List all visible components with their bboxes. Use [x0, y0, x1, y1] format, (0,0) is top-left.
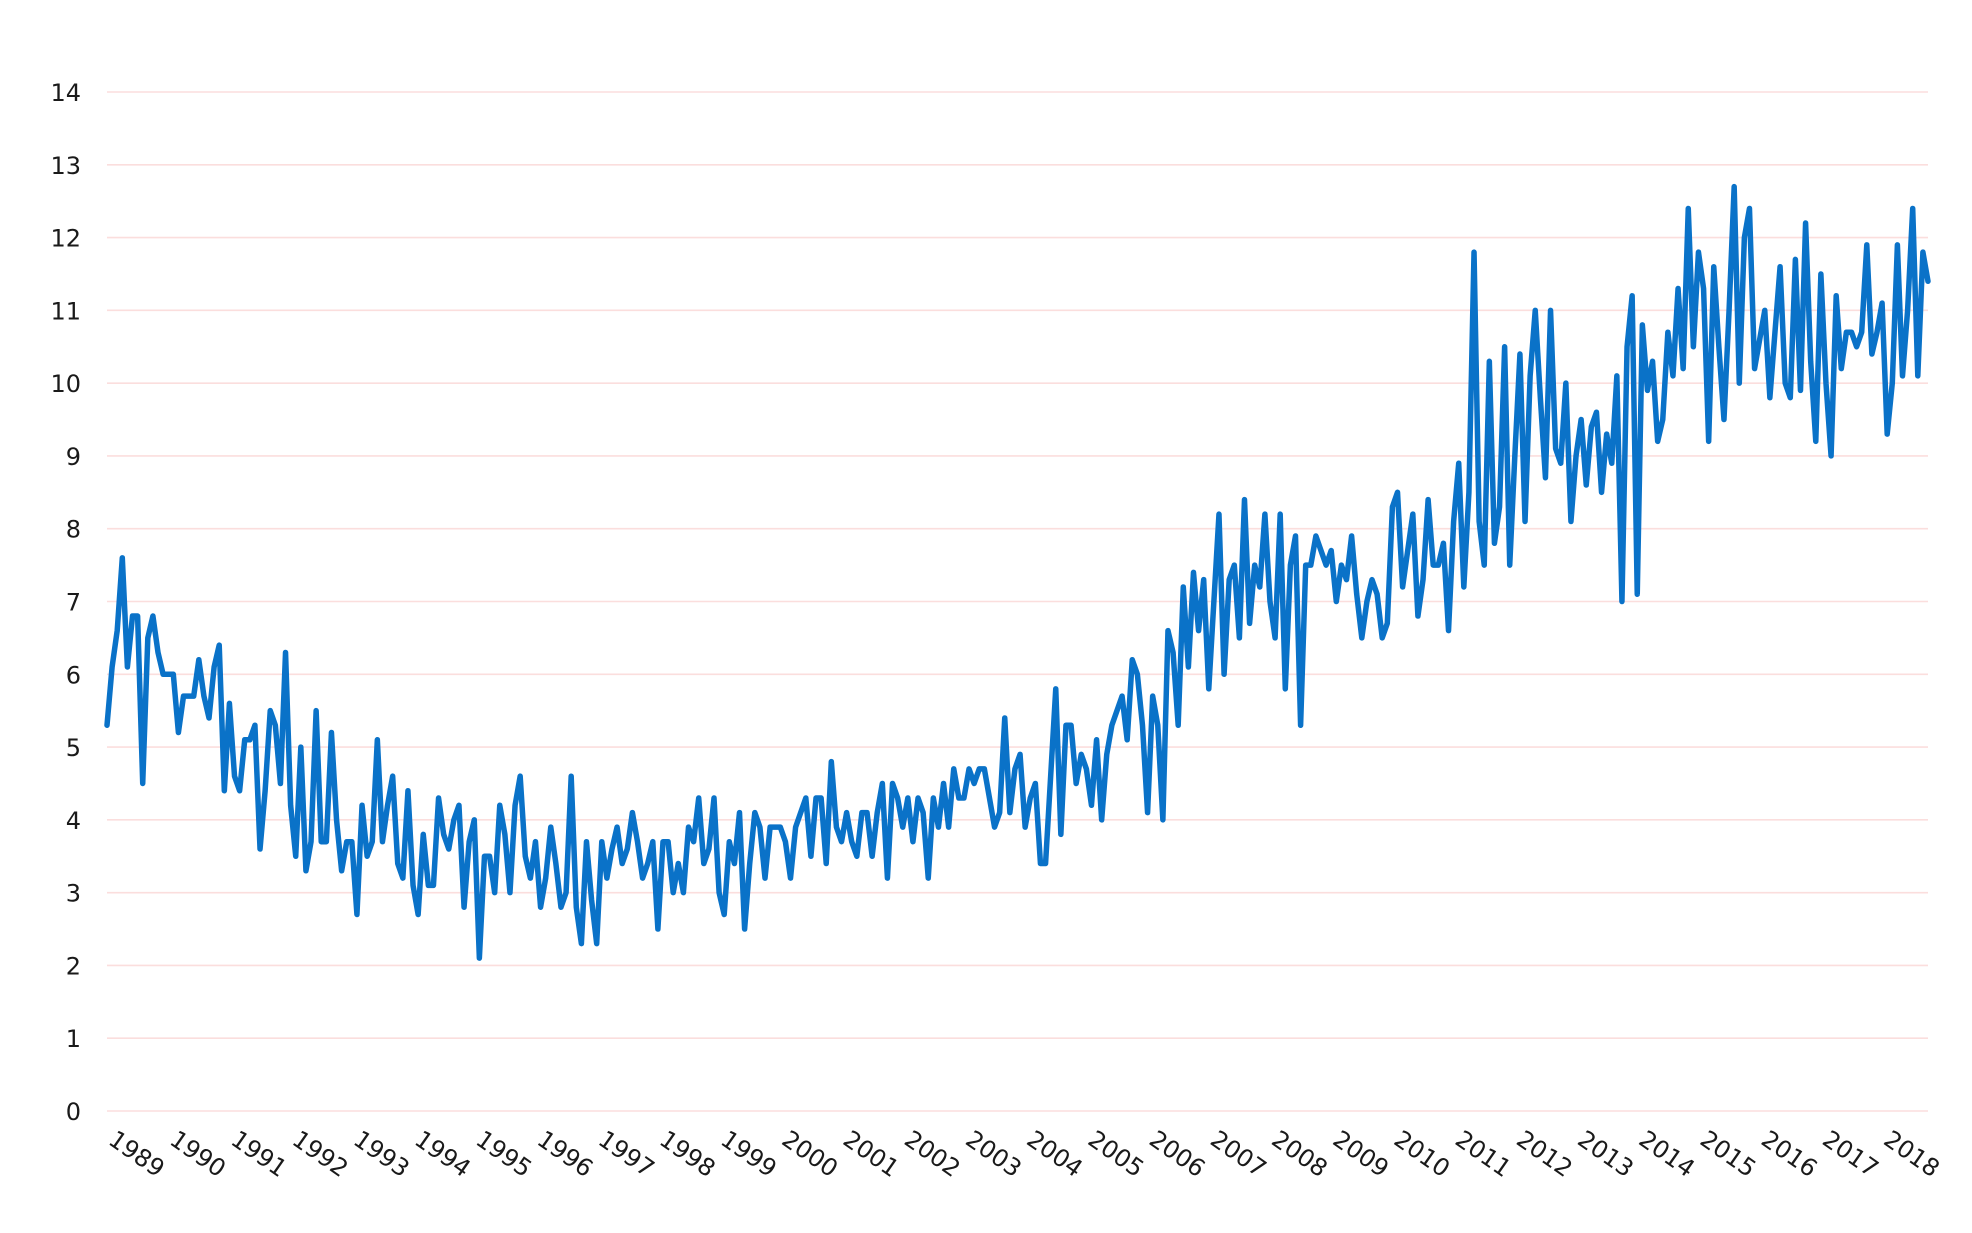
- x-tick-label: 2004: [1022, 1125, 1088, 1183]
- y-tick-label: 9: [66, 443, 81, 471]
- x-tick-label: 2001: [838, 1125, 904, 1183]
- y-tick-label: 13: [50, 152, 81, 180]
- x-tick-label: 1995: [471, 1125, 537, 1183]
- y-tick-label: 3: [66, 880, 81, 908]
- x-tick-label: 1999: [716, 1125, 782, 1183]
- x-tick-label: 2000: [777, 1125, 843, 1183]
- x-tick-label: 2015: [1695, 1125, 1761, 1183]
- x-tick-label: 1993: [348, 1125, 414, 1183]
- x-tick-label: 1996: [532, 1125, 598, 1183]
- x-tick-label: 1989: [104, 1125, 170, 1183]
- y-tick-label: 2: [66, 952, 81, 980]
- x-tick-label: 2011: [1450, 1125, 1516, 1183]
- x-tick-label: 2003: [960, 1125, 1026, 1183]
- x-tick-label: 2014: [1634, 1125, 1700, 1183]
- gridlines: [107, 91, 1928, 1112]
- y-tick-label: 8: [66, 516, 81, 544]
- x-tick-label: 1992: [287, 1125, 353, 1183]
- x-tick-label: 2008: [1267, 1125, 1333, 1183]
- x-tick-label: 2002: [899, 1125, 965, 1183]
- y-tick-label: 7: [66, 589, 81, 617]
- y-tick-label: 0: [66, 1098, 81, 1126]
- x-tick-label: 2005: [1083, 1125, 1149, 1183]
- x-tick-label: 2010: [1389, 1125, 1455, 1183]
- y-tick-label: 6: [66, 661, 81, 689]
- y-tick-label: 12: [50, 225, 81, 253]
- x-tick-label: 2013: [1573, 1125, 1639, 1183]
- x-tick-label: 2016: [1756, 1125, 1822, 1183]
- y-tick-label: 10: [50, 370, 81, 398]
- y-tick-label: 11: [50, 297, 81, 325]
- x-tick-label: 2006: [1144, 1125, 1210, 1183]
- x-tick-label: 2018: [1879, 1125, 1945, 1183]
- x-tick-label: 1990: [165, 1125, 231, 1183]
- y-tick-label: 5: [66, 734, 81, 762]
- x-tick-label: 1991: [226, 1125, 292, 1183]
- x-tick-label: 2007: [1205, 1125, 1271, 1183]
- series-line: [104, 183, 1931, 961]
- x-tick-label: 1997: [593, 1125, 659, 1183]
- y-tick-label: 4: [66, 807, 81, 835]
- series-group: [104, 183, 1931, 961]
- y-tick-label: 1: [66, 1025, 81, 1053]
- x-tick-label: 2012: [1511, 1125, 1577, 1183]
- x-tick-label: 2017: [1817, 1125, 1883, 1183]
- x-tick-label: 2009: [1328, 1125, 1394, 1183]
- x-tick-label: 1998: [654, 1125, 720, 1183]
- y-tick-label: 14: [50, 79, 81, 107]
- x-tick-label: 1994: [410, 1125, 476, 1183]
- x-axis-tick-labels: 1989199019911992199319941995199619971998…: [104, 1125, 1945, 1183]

Written request
Copy the lines of the entries exactly, starting at the line that contains "- x-tick-label: 2004: [1022, 1125, 1088, 1183]" and ending at the line that contains "- x-tick-label: 1998: [654, 1125, 720, 1183]", with both of those lines included.

Answer for this exercise
- x-tick-label: 2004: [1022, 1125, 1088, 1183]
- y-tick-label: 9: [66, 443, 81, 471]
- x-tick-label: 2001: [838, 1125, 904, 1183]
- y-tick-label: 13: [50, 152, 81, 180]
- x-tick-label: 1995: [471, 1125, 537, 1183]
- y-tick-label: 3: [66, 880, 81, 908]
- x-tick-label: 1999: [716, 1125, 782, 1183]
- x-tick-label: 2000: [777, 1125, 843, 1183]
- x-tick-label: 2015: [1695, 1125, 1761, 1183]
- x-tick-label: 1993: [348, 1125, 414, 1183]
- x-tick-label: 1996: [532, 1125, 598, 1183]
- x-tick-label: 1989: [104, 1125, 170, 1183]
- y-tick-label: 2: [66, 952, 81, 980]
- x-tick-label: 2011: [1450, 1125, 1516, 1183]
- x-tick-label: 2003: [960, 1125, 1026, 1183]
- x-tick-label: 2014: [1634, 1125, 1700, 1183]
- gridlines: [107, 91, 1928, 1112]
- y-tick-label: 8: [66, 516, 81, 544]
- x-tick-label: 1992: [287, 1125, 353, 1183]
- x-tick-label: 2008: [1267, 1125, 1333, 1183]
- x-tick-label: 2002: [899, 1125, 965, 1183]
- y-tick-label: 7: [66, 589, 81, 617]
- y-tick-label: 0: [66, 1098, 81, 1126]
- x-tick-label: 2005: [1083, 1125, 1149, 1183]
- x-tick-label: 2010: [1389, 1125, 1455, 1183]
- y-tick-label: 6: [66, 661, 81, 689]
- y-tick-label: 12: [50, 225, 81, 253]
- x-tick-label: 2013: [1573, 1125, 1639, 1183]
- x-tick-label: 2016: [1756, 1125, 1822, 1183]
- y-tick-label: 10: [50, 370, 81, 398]
- y-tick-label: 11: [50, 297, 81, 325]
- x-tick-label: 2006: [1144, 1125, 1210, 1183]
- x-tick-label: 2018: [1879, 1125, 1945, 1183]
- x-tick-label: 1990: [165, 1125, 231, 1183]
- y-tick-label: 5: [66, 734, 81, 762]
- x-tick-label: 1991: [226, 1125, 292, 1183]
- x-tick-label: 2007: [1205, 1125, 1271, 1183]
- series-line: [104, 183, 1931, 961]
- x-tick-label: 1997: [593, 1125, 659, 1183]
- y-tick-label: 4: [66, 807, 81, 835]
- series-group: [104, 183, 1931, 961]
- y-tick-label: 1: [66, 1025, 81, 1053]
- x-tick-label: 2012: [1511, 1125, 1577, 1183]
- x-tick-label: 2017: [1817, 1125, 1883, 1183]
- x-tick-label: 2009: [1328, 1125, 1394, 1183]
- x-tick-label: 1998: [654, 1125, 720, 1183]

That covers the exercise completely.